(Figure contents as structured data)
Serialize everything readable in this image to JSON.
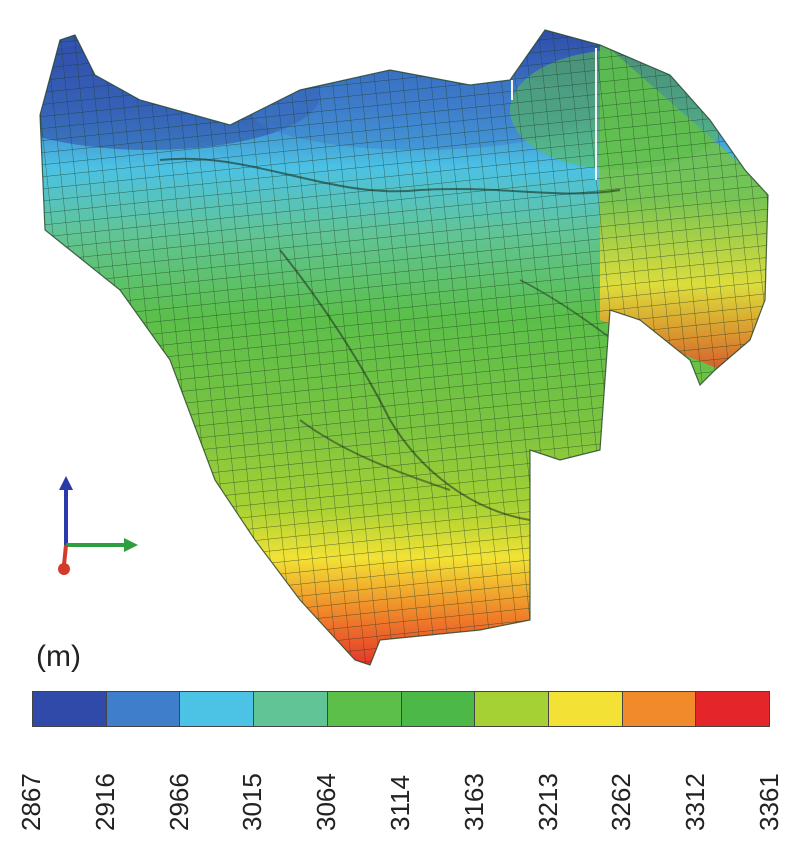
{
  "figure": {
    "unit_label": "(m)",
    "legend_colors": [
      "#2f4aa8",
      "#3f7ecb",
      "#4cc2e4",
      "#61c496",
      "#5bbf4a",
      "#4cb848",
      "#a6d134",
      "#f3e235",
      "#f08a2a",
      "#e4262b"
    ],
    "legend_ticks": [
      "2867",
      "2916",
      "2966",
      "3015",
      "3064",
      "3114",
      "3163",
      "3213",
      "3262",
      "3312",
      "3361"
    ],
    "axes_icon": {
      "up_color": "#2a3aa8",
      "right_color": "#2e9e3e",
      "origin_color": "#d23a2a"
    }
  }
}
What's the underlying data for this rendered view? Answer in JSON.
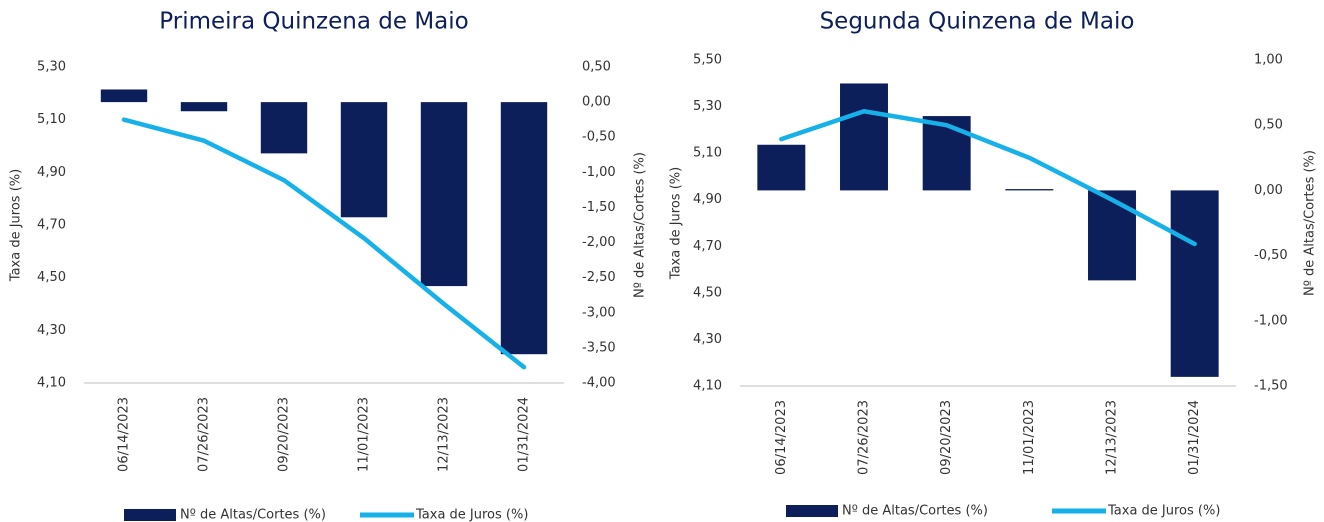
{
  "chart_data": [
    {
      "type": "combo",
      "title": "Primeira Quinzena de Maio",
      "categories": [
        "06/14/2023",
        "07/26/2023",
        "09/20/2023",
        "11/01/2023",
        "12/13/2023",
        "01/31/2024"
      ],
      "series": [
        {
          "name": "Nº de Altas/Cortes (%)",
          "type": "bar",
          "color": "#0c1f5b",
          "axis": "y2",
          "values": [
            0.18,
            -0.13,
            -0.73,
            -1.64,
            -2.62,
            -3.59
          ]
        },
        {
          "name": "Taxa de Juros (%)",
          "type": "line",
          "color": "#16b1e9",
          "axis": "y",
          "values": [
            5.1,
            5.02,
            4.87,
            4.65,
            4.4,
            4.16
          ]
        }
      ],
      "ylabel": "Taxa de Juros (%)",
      "y2label": "Nº de Altas/Cortes (%)",
      "ylim": [
        4.1,
        5.3
      ],
      "yticks": [
        {
          "value": 4.1,
          "label": "4,10"
        },
        {
          "value": 4.3,
          "label": "4,30"
        },
        {
          "value": 4.5,
          "label": "4,50"
        },
        {
          "value": 4.7,
          "label": "4,70"
        },
        {
          "value": 4.9,
          "label": "4,90"
        },
        {
          "value": 5.1,
          "label": "5,10"
        },
        {
          "value": 5.3,
          "label": "5,30"
        }
      ],
      "y2lim": [
        -4.0,
        0.5
      ],
      "y2ticks": [
        {
          "value": -4.0,
          "label": "-4,00"
        },
        {
          "value": -3.5,
          "label": "-3,50"
        },
        {
          "value": -3.0,
          "label": "-3,00"
        },
        {
          "value": -2.5,
          "label": "-2,50"
        },
        {
          "value": -2.0,
          "label": "-2,00"
        },
        {
          "value": -1.5,
          "label": "-1,50"
        },
        {
          "value": -1.0,
          "label": "-1,00"
        },
        {
          "value": -0.5,
          "label": "-0,50"
        },
        {
          "value": 0,
          "label": "0,00"
        },
        {
          "value": 0.5,
          "label": "0,50"
        }
      ]
    },
    {
      "type": "combo",
      "title": "Segunda Quinzena de Maio",
      "categories": [
        "06/14/2023",
        "07/26/2023",
        "09/20/2023",
        "11/01/2023",
        "12/13/2023",
        "01/31/2024"
      ],
      "series": [
        {
          "name": "Nº de Altas/Cortes (%)",
          "type": "bar",
          "color": "#0c1f5b",
          "axis": "y2",
          "values": [
            0.35,
            0.82,
            0.57,
            0.01,
            -0.69,
            -1.43
          ]
        },
        {
          "name": "Taxa de Juros (%)",
          "type": "line",
          "color": "#16b1e9",
          "axis": "y",
          "values": [
            5.16,
            5.28,
            5.22,
            5.08,
            4.9,
            4.71
          ]
        }
      ],
      "ylabel": "Taxa de Juros (%)",
      "y2label": "Nº de Altas/Cortes (%)",
      "ylim": [
        4.1,
        5.5
      ],
      "yticks": [
        {
          "value": 4.1,
          "label": "4,10"
        },
        {
          "value": 4.3,
          "label": "4,30"
        },
        {
          "value": 4.5,
          "label": "4,50"
        },
        {
          "value": 4.7,
          "label": "4,70"
        },
        {
          "value": 4.9,
          "label": "4,90"
        },
        {
          "value": 5.1,
          "label": "5,10"
        },
        {
          "value": 5.3,
          "label": "5,30"
        },
        {
          "value": 5.5,
          "label": "5,50"
        }
      ],
      "y2lim": [
        -1.5,
        1.0
      ],
      "y2ticks": [
        {
          "value": -1.5,
          "label": "-1,50"
        },
        {
          "value": -1.0,
          "label": "-1,00"
        },
        {
          "value": -0.5,
          "label": "-0,50"
        },
        {
          "value": 0,
          "label": "0,00"
        },
        {
          "value": 0.5,
          "label": "0,50"
        },
        {
          "value": 1.0,
          "label": "1,00"
        }
      ]
    }
  ]
}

Aim: Pick out all lines containing the string "Quinzena".

Complete answer:
      "title": "Primeira Quinzena de Maio",
      "title": "Segunda Quinzena de Maio",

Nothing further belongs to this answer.